#### WRITTEN REQUEST:
Leaving out every picture, quote the data below exactly as it appears.

#### RECORD SET:

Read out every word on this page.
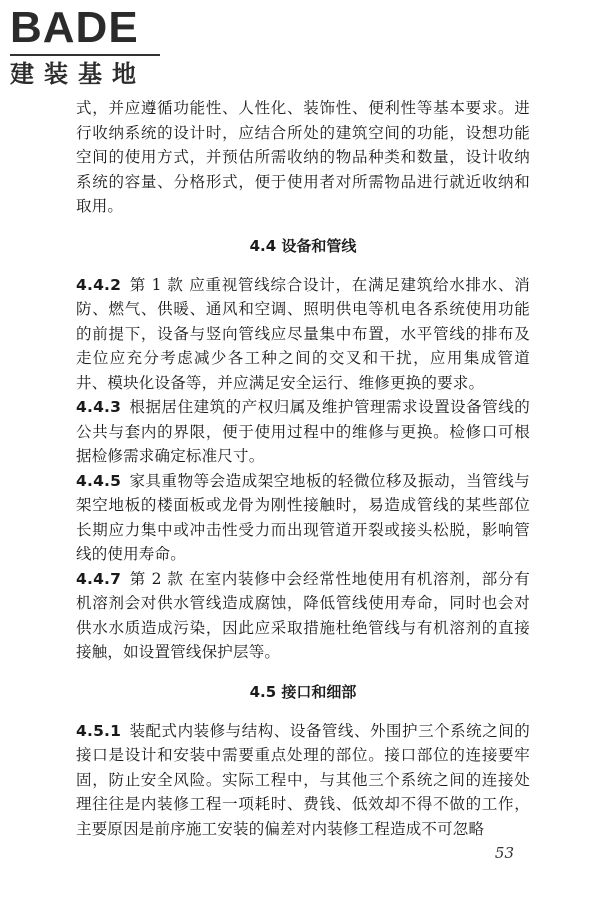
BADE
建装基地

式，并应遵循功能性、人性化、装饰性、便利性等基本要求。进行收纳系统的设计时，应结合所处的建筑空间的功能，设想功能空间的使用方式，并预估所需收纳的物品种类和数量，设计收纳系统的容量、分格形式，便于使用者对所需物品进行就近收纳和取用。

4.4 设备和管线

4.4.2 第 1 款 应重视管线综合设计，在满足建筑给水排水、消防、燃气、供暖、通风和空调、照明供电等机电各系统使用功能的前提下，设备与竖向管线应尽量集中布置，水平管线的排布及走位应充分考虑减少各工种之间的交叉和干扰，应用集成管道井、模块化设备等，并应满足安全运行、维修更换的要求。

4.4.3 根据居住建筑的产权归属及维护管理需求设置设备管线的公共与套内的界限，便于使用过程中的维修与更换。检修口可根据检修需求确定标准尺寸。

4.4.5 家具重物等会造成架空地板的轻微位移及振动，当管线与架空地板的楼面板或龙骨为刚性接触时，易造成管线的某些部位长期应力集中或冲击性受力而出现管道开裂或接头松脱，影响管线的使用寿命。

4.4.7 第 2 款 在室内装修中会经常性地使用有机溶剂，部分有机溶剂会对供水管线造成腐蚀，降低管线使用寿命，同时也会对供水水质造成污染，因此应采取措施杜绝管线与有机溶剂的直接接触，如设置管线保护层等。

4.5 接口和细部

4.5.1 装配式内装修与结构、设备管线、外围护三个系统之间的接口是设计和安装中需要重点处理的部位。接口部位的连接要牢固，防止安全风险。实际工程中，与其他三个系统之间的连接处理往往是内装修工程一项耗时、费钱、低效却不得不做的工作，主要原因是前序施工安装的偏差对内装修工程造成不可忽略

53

#### RESULT OF THE TASK:
Read out every word on this page.
BADE
建装基地

式，并应遵循功能性、人性化、装饰性、便利性等基本要求。进行收纳系统的设计时，应结合所处的建筑空间的功能，设想功能空间的使用方式，并预估所需收纳的物品种类和数量，设计收纳系统的容量、分格形式，便于使用者对所需物品进行就近收纳和取用。

4.4 设备和管线

4.4.2 第 1 款 应重视管线综合设计，在满足建筑给水排水、消防、燃气、供暖、通风和空调、照明供电等机电各系统使用功能的前提下，设备与竖向管线应尽量集中布置，水平管线的排布及走位应充分考虑减少各工种之间的交叉和干扰，应用集成管道井、模块化设备等，并应满足安全运行、维修更换的要求。

4.4.3 根据居住建筑的产权归属及维护管理需求设置设备管线的公共与套内的界限，便于使用过程中的维修与更换。检修口可根据检修需求确定标准尺寸。

4.4.5 家具重物等会造成架空地板的轻微位移及振动，当管线与架空地板的楼面板或龙骨为刚性接触时，易造成管线的某些部位长期应力集中或冲击性受力而出现管道开裂或接头松脱，影响管线的使用寿命。

4.4.7 第 2 款 在室内装修中会经常性地使用有机溶剂，部分有机溶剂会对供水管线造成腐蚀，降低管线使用寿命，同时也会对供水水质造成污染，因此应采取措施杜绝管线与有机溶剂的直接接触，如设置管线保护层等。

4.5 接口和细部

4.5.1 装配式内装修与结构、设备管线、外围护三个系统之间的接口是设计和安装中需要重点处理的部位。接口部位的连接要牢固，防止安全风险。实际工程中，与其他三个系统之间的连接处理往往是内装修工程一项耗时、费钱、低效却不得不做的工作，主要原因是前序施工安装的偏差对内装修工程造成不可忽略

53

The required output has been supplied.